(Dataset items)
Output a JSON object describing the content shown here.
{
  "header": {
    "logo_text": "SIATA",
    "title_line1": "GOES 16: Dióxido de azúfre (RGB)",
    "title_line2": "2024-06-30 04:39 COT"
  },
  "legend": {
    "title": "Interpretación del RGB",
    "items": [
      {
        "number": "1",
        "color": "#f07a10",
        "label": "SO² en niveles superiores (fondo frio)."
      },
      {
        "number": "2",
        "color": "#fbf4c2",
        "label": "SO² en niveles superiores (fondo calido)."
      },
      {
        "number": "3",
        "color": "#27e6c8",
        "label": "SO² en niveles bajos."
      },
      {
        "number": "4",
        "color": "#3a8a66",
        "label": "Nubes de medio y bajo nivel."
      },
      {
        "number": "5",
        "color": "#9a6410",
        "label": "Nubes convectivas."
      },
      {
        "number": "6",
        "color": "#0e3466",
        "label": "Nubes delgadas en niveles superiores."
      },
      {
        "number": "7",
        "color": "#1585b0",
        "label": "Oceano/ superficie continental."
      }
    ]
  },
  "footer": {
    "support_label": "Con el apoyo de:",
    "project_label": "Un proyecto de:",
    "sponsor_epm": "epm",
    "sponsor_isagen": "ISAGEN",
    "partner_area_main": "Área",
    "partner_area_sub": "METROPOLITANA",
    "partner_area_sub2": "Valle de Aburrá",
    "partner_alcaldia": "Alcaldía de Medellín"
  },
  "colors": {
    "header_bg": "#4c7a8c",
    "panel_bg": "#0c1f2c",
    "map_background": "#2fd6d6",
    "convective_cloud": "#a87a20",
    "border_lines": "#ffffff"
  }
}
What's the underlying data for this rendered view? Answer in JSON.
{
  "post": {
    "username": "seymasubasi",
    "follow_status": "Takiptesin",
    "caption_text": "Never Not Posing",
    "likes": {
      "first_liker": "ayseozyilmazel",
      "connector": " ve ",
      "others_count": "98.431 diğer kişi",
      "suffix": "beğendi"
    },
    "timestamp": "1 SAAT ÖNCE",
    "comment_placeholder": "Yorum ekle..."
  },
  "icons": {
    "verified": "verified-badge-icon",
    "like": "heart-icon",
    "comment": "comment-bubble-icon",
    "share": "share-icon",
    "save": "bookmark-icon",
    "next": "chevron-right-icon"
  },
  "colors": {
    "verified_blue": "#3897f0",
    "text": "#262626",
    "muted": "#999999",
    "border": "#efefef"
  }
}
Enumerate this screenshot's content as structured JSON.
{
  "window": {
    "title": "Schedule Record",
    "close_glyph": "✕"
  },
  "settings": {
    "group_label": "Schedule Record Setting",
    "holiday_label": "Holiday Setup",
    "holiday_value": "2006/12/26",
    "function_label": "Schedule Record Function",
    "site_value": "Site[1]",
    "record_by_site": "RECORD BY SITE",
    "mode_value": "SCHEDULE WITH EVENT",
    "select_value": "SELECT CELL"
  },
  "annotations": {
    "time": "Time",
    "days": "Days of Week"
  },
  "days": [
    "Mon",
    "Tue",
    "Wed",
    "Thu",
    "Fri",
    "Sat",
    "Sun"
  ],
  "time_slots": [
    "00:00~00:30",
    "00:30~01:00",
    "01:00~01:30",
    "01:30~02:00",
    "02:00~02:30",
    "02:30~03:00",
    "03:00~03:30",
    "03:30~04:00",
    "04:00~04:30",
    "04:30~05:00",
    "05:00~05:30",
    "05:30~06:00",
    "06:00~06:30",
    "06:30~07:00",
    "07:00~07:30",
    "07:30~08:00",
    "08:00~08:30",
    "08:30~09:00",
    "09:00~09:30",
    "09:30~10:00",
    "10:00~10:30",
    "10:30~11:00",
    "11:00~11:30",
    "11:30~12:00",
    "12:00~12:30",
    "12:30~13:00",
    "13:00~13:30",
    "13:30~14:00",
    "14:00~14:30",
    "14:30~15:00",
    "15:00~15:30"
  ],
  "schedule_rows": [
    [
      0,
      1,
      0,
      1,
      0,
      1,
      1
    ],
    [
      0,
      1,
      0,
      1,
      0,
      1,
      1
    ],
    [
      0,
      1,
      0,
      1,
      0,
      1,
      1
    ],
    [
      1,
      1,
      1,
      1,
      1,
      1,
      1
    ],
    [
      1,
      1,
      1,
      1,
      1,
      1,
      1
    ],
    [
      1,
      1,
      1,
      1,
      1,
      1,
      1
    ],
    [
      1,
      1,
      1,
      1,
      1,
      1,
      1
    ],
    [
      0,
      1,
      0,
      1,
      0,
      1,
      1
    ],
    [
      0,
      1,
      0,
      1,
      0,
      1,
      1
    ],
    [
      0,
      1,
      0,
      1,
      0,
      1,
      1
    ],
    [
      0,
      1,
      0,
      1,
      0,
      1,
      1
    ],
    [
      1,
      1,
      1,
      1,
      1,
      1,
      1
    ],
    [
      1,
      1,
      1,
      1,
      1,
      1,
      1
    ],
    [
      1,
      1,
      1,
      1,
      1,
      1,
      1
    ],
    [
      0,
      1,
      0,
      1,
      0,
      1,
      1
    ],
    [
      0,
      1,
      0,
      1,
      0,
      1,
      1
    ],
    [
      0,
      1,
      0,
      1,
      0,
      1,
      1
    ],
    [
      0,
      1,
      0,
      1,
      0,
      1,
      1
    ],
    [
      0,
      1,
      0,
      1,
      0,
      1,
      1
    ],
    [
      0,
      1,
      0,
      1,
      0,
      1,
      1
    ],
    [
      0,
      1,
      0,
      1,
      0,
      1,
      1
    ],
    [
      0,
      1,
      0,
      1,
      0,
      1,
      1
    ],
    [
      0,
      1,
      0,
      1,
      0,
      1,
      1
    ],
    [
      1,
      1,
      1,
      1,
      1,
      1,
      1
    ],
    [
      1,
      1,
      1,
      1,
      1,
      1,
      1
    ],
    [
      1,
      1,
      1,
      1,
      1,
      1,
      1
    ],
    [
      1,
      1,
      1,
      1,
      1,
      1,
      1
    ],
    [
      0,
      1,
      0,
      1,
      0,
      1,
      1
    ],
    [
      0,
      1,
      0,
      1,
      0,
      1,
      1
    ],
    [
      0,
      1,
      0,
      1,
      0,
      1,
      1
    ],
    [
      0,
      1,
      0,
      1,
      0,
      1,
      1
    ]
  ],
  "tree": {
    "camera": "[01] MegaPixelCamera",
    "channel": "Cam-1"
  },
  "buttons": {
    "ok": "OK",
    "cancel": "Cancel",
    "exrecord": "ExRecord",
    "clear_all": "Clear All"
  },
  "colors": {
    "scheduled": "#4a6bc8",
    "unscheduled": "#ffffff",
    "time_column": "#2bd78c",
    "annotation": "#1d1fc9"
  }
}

> [Written instruction] Could you transcribe the records in full, exactly?

> [Result]
Output a JSON object describing the content shown here.
{
  "header": {
    "logo_text": "SIATA",
    "title_line1": "GOES 16: Dióxido de azúfre (RGB)",
    "title_line2": "2024-06-30 04:39 COT"
  },
  "legend": {
    "title": "Interpretación del RGB",
    "items": [
      {
        "number": "1",
        "color": "#f07a10",
        "label": "SO² en niveles superiores (fondo frio)."
      },
      {
        "number": "2",
        "color": "#fbf4c2",
        "label": "SO² en niveles superiores (fondo calido)."
      },
      {
        "number": "3",
        "color": "#27e6c8",
        "label": "SO² en niveles bajos."
      },
      {
        "number": "4",
        "color": "#3a8a66",
        "label": "Nubes de medio y bajo nivel."
      },
      {
        "number": "5",
        "color": "#9a6410",
        "label": "Nubes convectivas."
      },
      {
        "number": "6",
        "color": "#0e3466",
        "label": "Nubes delgadas en niveles superiores."
      },
      {
        "number": "7",
        "color": "#1585b0",
        "label": "Oceano/ superficie continental."
      }
    ]
  },
  "footer": {
    "support_label": "Con el apoyo de:",
    "project_label": "Un proyecto de:",
    "sponsor_epm": "epm",
    "sponsor_isagen": "ISAGEN",
    "partner_area_main": "Área",
    "partner_area_sub": "METROPOLITANA",
    "partner_area_sub2": "Valle de Aburrá",
    "partner_alcaldia": "Alcaldía de Medellín"
  },
  "colors": {
    "header_bg": "#4c7a8c",
    "panel_bg": "#0c1f2c",
    "map_background": "#2fd6d6",
    "convective_cloud": "#a87a20",
    "border_lines": "#ffffff"
  }
}
What's the underlying data for this rendered view? Answer in JSON.
{
  "post": {
    "username": "seymasubasi",
    "follow_status": "Takiptesin",
    "caption_text": "Never Not Posing",
    "likes": {
      "first_liker": "ayseozyilmazel",
      "connector": " ve ",
      "others_count": "98.431 diğer kişi",
      "suffix": "beğendi"
    },
    "timestamp": "1 SAAT ÖNCE",
    "comment_placeholder": "Yorum ekle..."
  },
  "icons": {
    "verified": "verified-badge-icon",
    "like": "heart-icon",
    "comment": "comment-bubble-icon",
    "share": "share-icon",
    "save": "bookmark-icon",
    "next": "chevron-right-icon"
  },
  "colors": {
    "verified_blue": "#3897f0",
    "text": "#262626",
    "muted": "#999999",
    "border": "#efefef"
  }
}
Enumerate this screenshot's content as structured JSON.
{
  "window": {
    "title": "Schedule Record",
    "close_glyph": "✕"
  },
  "settings": {
    "group_label": "Schedule Record Setting",
    "holiday_label": "Holiday Setup",
    "holiday_value": "2006/12/26",
    "function_label": "Schedule Record Function",
    "site_value": "Site[1]",
    "record_by_site": "RECORD BY SITE",
    "mode_value": "SCHEDULE WITH EVENT",
    "select_value": "SELECT CELL"
  },
  "annotations": {
    "time": "Time",
    "days": "Days of Week"
  },
  "days": [
    "Mon",
    "Tue",
    "Wed",
    "Thu",
    "Fri",
    "Sat",
    "Sun"
  ],
  "time_slots": [
    "00:00~00:30",
    "00:30~01:00",
    "01:00~01:30",
    "01:30~02:00",
    "02:00~02:30",
    "02:30~03:00",
    "03:00~03:30",
    "03:30~04:00",
    "04:00~04:30",
    "04:30~05:00",
    "05:00~05:30",
    "05:30~06:00",
    "06:00~06:30",
    "06:30~07:00",
    "07:00~07:30",
    "07:30~08:00",
    "08:00~08:30",
    "08:30~09:00",
    "09:00~09:30",
    "09:30~10:00",
    "10:00~10:30",
    "10:30~11:00",
    "11:00~11:30",
    "11:30~12:00",
    "12:00~12:30",
    "12:30~13:00",
    "13:00~13:30",
    "13:30~14:00",
    "14:00~14:30",
    "14:30~15:00",
    "15:00~15:30"
  ],
  "schedule_rows": [
    [
      0,
      1,
      0,
      1,
      0,
      1,
      1
    ],
    [
      0,
      1,
      0,
      1,
      0,
      1,
      1
    ],
    [
      0,
      1,
      0,
      1,
      0,
      1,
      1
    ],
    [
      1,
      1,
      1,
      1,
      1,
      1,
      1
    ],
    [
      1,
      1,
      1,
      1,
      1,
      1,
      1
    ],
    [
      1,
      1,
      1,
      1,
      1,
      1,
      1
    ],
    [
      1,
      1,
      1,
      1,
      1,
      1,
      1
    ],
    [
      0,
      1,
      0,
      1,
      0,
      1,
      1
    ],
    [
      0,
      1,
      0,
      1,
      0,
      1,
      1
    ],
    [
      0,
      1,
      0,
      1,
      0,
      1,
      1
    ],
    [
      0,
      1,
      0,
      1,
      0,
      1,
      1
    ],
    [
      1,
      1,
      1,
      1,
      1,
      1,
      1
    ],
    [
      1,
      1,
      1,
      1,
      1,
      1,
      1
    ],
    [
      1,
      1,
      1,
      1,
      1,
      1,
      1
    ],
    [
      0,
      1,
      0,
      1,
      0,
      1,
      1
    ],
    [
      0,
      1,
      0,
      1,
      0,
      1,
      1
    ],
    [
      0,
      1,
      0,
      1,
      0,
      1,
      1
    ],
    [
      0,
      1,
      0,
      1,
      0,
      1,
      1
    ],
    [
      0,
      1,
      0,
      1,
      0,
      1,
      1
    ],
    [
      0,
      1,
      0,
      1,
      0,
      1,
      1
    ],
    [
      0,
      1,
      0,
      1,
      0,
      1,
      1
    ],
    [
      0,
      1,
      0,
      1,
      0,
      1,
      1
    ],
    [
      0,
      1,
      0,
      1,
      0,
      1,
      1
    ],
    [
      1,
      1,
      1,
      1,
      1,
      1,
      1
    ],
    [
      1,
      1,
      1,
      1,
      1,
      1,
      1
    ],
    [
      1,
      1,
      1,
      1,
      1,
      1,
      1
    ],
    [
      1,
      1,
      1,
      1,
      1,
      1,
      1
    ],
    [
      0,
      1,
      0,
      1,
      0,
      1,
      1
    ],
    [
      0,
      1,
      0,
      1,
      0,
      1,
      1
    ],
    [
      0,
      1,
      0,
      1,
      0,
      1,
      1
    ],
    [
      0,
      1,
      0,
      1,
      0,
      1,
      1
    ]
  ],
  "tree": {
    "camera": "[01] MegaPixelCamera",
    "channel": "Cam-1"
  },
  "buttons": {
    "ok": "OK",
    "cancel": "Cancel",
    "exrecord": "ExRecord",
    "clear_all": "Clear All"
  },
  "colors": {
    "scheduled": "#4a6bc8",
    "unscheduled": "#ffffff",
    "time_column": "#2bd78c",
    "annotation": "#1d1fc9"
  }
}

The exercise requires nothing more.